===== Data for the task =====

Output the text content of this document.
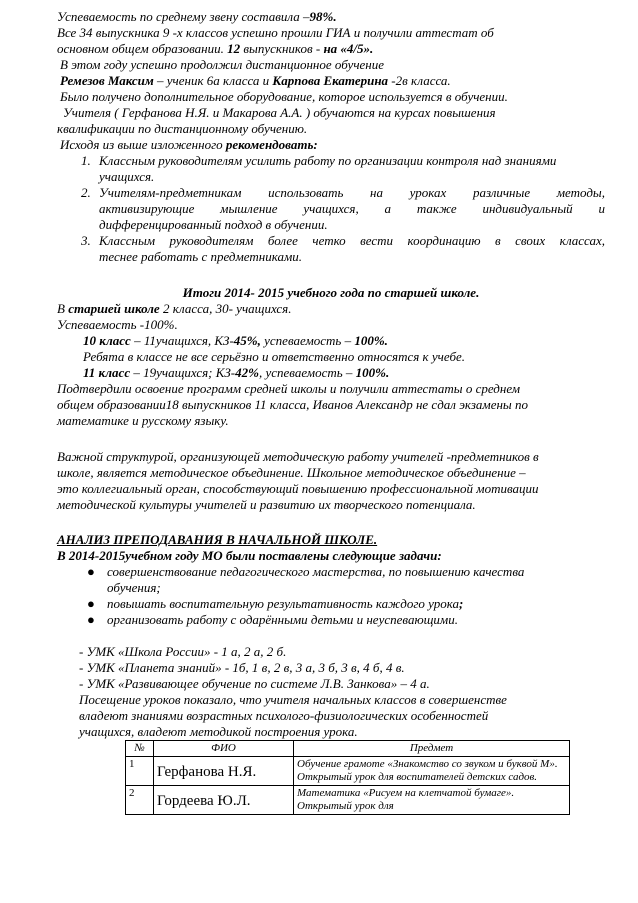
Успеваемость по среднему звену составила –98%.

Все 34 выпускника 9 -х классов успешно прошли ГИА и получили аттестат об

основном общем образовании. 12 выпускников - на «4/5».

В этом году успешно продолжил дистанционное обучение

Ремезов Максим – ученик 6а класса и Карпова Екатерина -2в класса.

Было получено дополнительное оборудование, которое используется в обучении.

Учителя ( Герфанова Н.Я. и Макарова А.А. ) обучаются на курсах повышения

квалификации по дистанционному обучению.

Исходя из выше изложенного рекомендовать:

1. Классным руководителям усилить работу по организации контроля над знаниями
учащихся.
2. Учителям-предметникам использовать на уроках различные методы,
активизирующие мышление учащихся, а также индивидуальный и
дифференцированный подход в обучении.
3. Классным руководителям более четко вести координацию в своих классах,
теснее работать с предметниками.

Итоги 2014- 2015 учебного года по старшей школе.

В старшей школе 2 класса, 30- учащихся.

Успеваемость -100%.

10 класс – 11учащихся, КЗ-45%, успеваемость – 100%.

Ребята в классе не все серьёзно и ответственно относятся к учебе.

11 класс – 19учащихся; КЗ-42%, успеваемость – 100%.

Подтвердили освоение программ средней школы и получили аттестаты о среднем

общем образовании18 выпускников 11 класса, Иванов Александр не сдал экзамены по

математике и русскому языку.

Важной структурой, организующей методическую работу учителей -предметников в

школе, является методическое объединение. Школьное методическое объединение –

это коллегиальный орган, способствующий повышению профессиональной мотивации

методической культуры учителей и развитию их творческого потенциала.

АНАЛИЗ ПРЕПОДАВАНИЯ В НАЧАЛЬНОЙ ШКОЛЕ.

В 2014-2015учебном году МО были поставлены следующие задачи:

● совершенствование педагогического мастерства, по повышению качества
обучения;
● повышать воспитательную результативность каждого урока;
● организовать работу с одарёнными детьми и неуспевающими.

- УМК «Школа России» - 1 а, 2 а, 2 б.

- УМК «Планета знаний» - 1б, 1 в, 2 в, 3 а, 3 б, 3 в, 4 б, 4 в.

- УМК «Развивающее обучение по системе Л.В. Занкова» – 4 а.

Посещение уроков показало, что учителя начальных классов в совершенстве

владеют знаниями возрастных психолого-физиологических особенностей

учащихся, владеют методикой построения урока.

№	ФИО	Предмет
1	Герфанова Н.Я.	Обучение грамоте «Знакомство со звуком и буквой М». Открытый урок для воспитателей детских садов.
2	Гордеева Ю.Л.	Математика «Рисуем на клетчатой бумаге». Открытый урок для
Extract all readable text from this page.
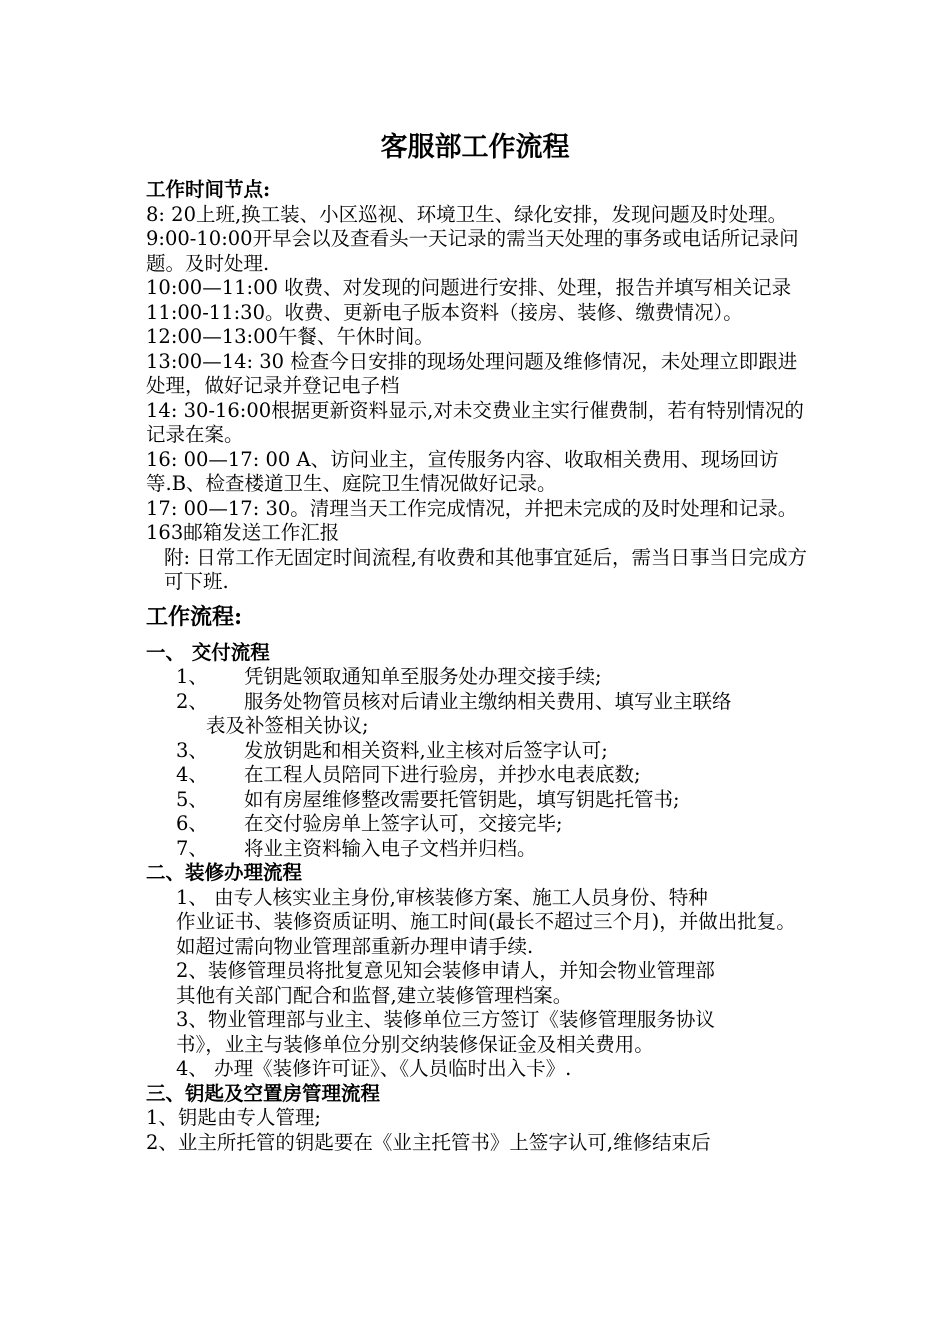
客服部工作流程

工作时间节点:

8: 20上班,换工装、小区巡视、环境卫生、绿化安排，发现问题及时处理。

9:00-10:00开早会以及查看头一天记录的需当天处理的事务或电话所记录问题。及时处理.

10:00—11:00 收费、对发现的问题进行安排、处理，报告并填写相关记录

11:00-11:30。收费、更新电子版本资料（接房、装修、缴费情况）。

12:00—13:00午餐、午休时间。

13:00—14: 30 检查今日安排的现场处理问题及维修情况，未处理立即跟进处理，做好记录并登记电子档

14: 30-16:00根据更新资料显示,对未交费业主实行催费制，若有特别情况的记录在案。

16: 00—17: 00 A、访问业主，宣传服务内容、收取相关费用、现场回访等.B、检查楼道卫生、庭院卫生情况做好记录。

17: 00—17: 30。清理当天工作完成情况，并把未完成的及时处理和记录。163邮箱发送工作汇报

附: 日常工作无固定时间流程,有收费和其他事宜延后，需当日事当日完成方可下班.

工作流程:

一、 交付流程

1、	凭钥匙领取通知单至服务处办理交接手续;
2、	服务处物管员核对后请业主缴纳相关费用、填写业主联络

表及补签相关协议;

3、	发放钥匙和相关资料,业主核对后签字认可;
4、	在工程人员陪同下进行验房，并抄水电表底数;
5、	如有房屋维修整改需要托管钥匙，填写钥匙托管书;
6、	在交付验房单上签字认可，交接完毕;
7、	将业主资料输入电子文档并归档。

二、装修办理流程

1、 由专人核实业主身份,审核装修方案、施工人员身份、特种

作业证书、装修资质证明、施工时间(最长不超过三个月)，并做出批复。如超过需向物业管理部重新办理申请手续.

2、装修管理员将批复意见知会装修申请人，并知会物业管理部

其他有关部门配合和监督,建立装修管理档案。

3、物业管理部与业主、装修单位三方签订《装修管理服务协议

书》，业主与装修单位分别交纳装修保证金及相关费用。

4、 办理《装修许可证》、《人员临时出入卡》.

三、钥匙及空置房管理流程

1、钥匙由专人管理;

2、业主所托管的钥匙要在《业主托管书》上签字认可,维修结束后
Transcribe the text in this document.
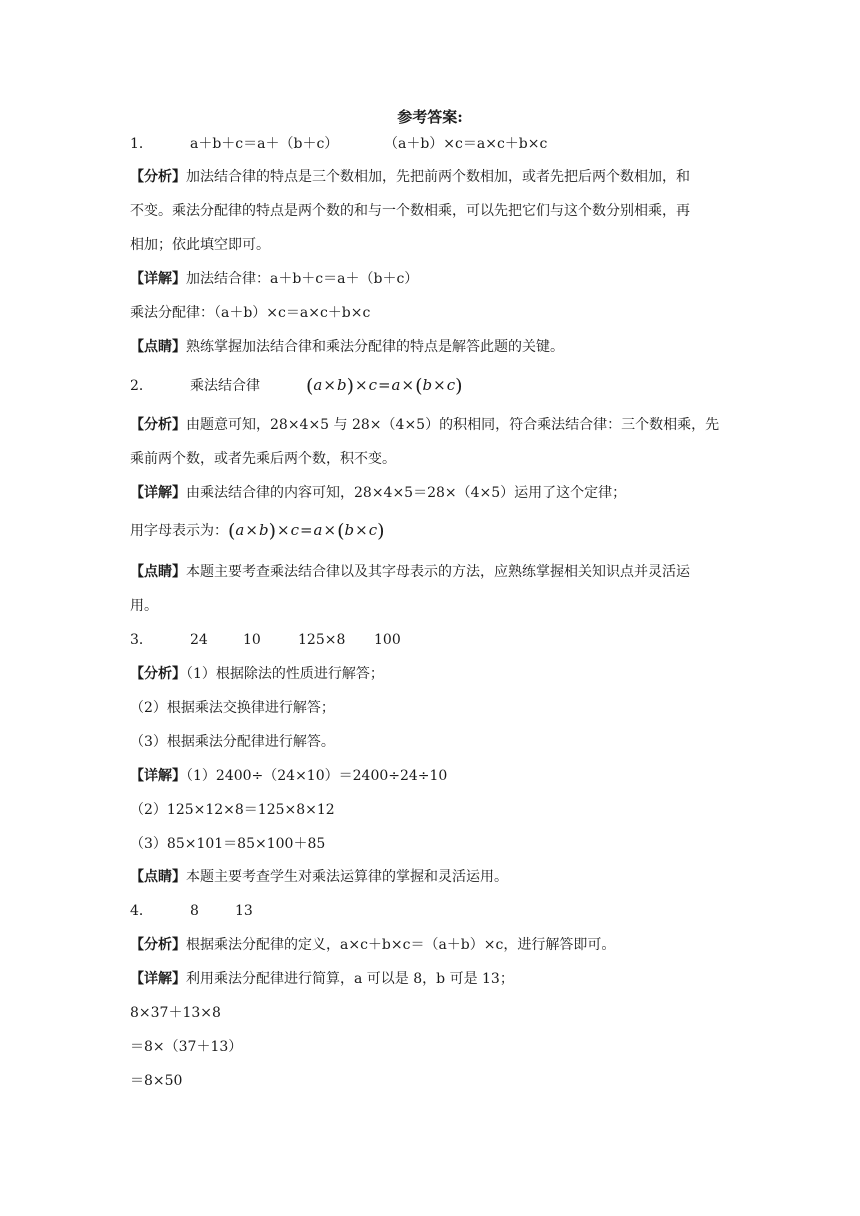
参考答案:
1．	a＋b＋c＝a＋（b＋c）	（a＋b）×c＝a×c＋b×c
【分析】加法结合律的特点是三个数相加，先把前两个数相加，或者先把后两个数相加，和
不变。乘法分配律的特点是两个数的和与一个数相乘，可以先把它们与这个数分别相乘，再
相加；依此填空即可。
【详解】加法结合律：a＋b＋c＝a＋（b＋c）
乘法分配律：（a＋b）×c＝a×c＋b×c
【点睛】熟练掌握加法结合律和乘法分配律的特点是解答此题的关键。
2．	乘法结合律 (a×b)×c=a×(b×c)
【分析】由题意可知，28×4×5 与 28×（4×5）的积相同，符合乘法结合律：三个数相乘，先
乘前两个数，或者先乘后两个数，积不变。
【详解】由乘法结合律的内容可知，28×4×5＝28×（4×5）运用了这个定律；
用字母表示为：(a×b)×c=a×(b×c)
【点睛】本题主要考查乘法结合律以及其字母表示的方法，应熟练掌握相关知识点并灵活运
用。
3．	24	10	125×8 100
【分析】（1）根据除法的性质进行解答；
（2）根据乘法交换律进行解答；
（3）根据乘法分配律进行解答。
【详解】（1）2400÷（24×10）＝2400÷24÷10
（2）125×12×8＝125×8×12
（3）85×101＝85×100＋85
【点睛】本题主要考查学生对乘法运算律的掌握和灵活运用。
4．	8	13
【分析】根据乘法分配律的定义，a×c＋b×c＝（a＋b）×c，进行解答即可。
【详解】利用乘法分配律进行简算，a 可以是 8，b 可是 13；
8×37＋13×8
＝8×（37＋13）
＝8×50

=====

## Problem
Every line of the material is to be quoted exactly, with no pictures carried over.

## Written solution
Output the text content of this document.
Успеваемость по среднему звену составила –98%.

Все 34 выпускника 9 -х классов успешно прошли ГИА и получили аттестат об

основном общем образовании. 12 выпускников - на «4/5».

В этом году успешно продолжил дистанционное обучение

Ремезов Максим – ученик 6а класса и Карпова Екатерина -2в класса.

Было получено дополнительное оборудование, которое используется в обучении.

Учителя ( Герфанова Н.Я. и Макарова А.А. ) обучаются на курсах повышения

квалификации по дистанционному обучению.

Исходя из выше изложенного рекомендовать:

1. Классным руководителям усилить работу по организации контроля над знаниями
учащихся.
2. Учителям-предметникам использовать на уроках различные методы,
активизирующие мышление учащихся, а также индивидуальный и
дифференцированный подход в обучении.
3. Классным руководителям более четко вести координацию в своих классах,
теснее работать с предметниками.

Итоги 2014- 2015 учебного года по старшей школе.

В старшей школе 2 класса, 30- учащихся.

Успеваемость -100%.

10 класс – 11учащихся, КЗ-45%, успеваемость – 100%.

Ребята в классе не все серьёзно и ответственно относятся к учебе.

11 класс – 19учащихся; КЗ-42%, успеваемость – 100%.

Подтвердили освоение программ средней школы и получили аттестаты о среднем

общем образовании18 выпускников 11 класса, Иванов Александр не сдал экзамены по

математике и русскому языку.

Важной структурой, организующей методическую работу учителей -предметников в

школе, является методическое объединение. Школьное методическое объединение –

это коллегиальный орган, способствующий повышению профессиональной мотивации

методической культуры учителей и развитию их творческого потенциала.

АНАЛИЗ ПРЕПОДАВАНИЯ В НАЧАЛЬНОЙ ШКОЛЕ.

В 2014-2015учебном году МО были поставлены следующие задачи:

● совершенствование педагогического мастерства, по повышению качества
обучения;
● повышать воспитательную результативность каждого урока;
● организовать работу с одарёнными детьми и неуспевающими.

- УМК «Школа России» - 1 а, 2 а, 2 б.

- УМК «Планета знаний» - 1б, 1 в, 2 в, 3 а, 3 б, 3 в, 4 б, 4 в.

- УМК «Развивающее обучение по системе Л.В. Занкова» – 4 а.

Посещение уроков показало, что учителя начальных классов в совершенстве

владеют знаниями возрастных психолого-физиологических особенностей

учащихся, владеют методикой построения урока.

№	ФИО	Предмет
1	Герфанова Н.Я.	Обучение грамоте «Знакомство со звуком и буквой М». Открытый урок для воспитателей детских садов.
2	Гордеева Ю.Л.	Математика «Рисуем на клетчатой бумаге». Открытый урок для
Extract all readable text from this page.
客服部工作流程

工作时间节点:

8: 20上班,换工装、小区巡视、环境卫生、绿化安排，发现问题及时处理。

9:00-10:00开早会以及查看头一天记录的需当天处理的事务或电话所记录问题。及时处理.

10:00—11:00 收费、对发现的问题进行安排、处理，报告并填写相关记录

11:00-11:30。收费、更新电子版本资料（接房、装修、缴费情况）。

12:00—13:00午餐、午休时间。

13:00—14: 30 检查今日安排的现场处理问题及维修情况，未处理立即跟进处理，做好记录并登记电子档

14: 30-16:00根据更新资料显示,对未交费业主实行催费制，若有特别情况的记录在案。

16: 00—17: 00 A、访问业主，宣传服务内容、收取相关费用、现场回访等.B、检查楼道卫生、庭院卫生情况做好记录。

17: 00—17: 30。清理当天工作完成情况，并把未完成的及时处理和记录。163邮箱发送工作汇报

附: 日常工作无固定时间流程,有收费和其他事宜延后，需当日事当日完成方可下班.

工作流程:

一、 交付流程

1、	凭钥匙领取通知单至服务处办理交接手续;
2、	服务处物管员核对后请业主缴纳相关费用、填写业主联络

表及补签相关协议;

3、	发放钥匙和相关资料,业主核对后签字认可;
4、	在工程人员陪同下进行验房，并抄水电表底数;
5、	如有房屋维修整改需要托管钥匙，填写钥匙托管书;
6、	在交付验房单上签字认可，交接完毕;
7、	将业主资料输入电子文档并归档。

二、装修办理流程

1、 由专人核实业主身份,审核装修方案、施工人员身份、特种

作业证书、装修资质证明、施工时间(最长不超过三个月)，并做出批复。如超过需向物业管理部重新办理申请手续.

2、装修管理员将批复意见知会装修申请人，并知会物业管理部

其他有关部门配合和监督,建立装修管理档案。

3、物业管理部与业主、装修单位三方签订《装修管理服务协议

书》，业主与装修单位分别交纳装修保证金及相关费用。

4、 办理《装修许可证》、《人员临时出入卡》.

三、钥匙及空置房管理流程

1、钥匙由专人管理;

2、业主所托管的钥匙要在《业主托管书》上签字认可,维修结束后
Transcribe the text in this document.
参考答案:
1．	a＋b＋c＝a＋（b＋c）	（a＋b）×c＝a×c＋b×c
【分析】加法结合律的特点是三个数相加，先把前两个数相加，或者先把后两个数相加，和
不变。乘法分配律的特点是两个数的和与一个数相乘，可以先把它们与这个数分别相乘，再
相加；依此填空即可。
【详解】加法结合律：a＋b＋c＝a＋（b＋c）
乘法分配律：（a＋b）×c＝a×c＋b×c
【点睛】熟练掌握加法结合律和乘法分配律的特点是解答此题的关键。
2．	乘法结合律 (a×b)×c=a×(b×c)
【分析】由题意可知，28×4×5 与 28×（4×5）的积相同，符合乘法结合律：三个数相乘，先
乘前两个数，或者先乘后两个数，积不变。
【详解】由乘法结合律的内容可知，28×4×5＝28×（4×5）运用了这个定律；
用字母表示为：(a×b)×c=a×(b×c)
【点睛】本题主要考查乘法结合律以及其字母表示的方法，应熟练掌握相关知识点并灵活运
用。
3．	24	10	125×8 100
【分析】（1）根据除法的性质进行解答；
（2）根据乘法交换律进行解答；
（3）根据乘法分配律进行解答。
【详解】（1）2400÷（24×10）＝2400÷24÷10
（2）125×12×8＝125×8×12
（3）85×101＝85×100＋85
【点睛】本题主要考查学生对乘法运算律的掌握和灵活运用。
4．	8	13
【分析】根据乘法分配律的定义，a×c＋b×c＝（a＋b）×c，进行解答即可。
【详解】利用乘法分配律进行简算，a 可以是 8，b 可是 13；
8×37＋13×8
＝8×（37＋13）
＝8×50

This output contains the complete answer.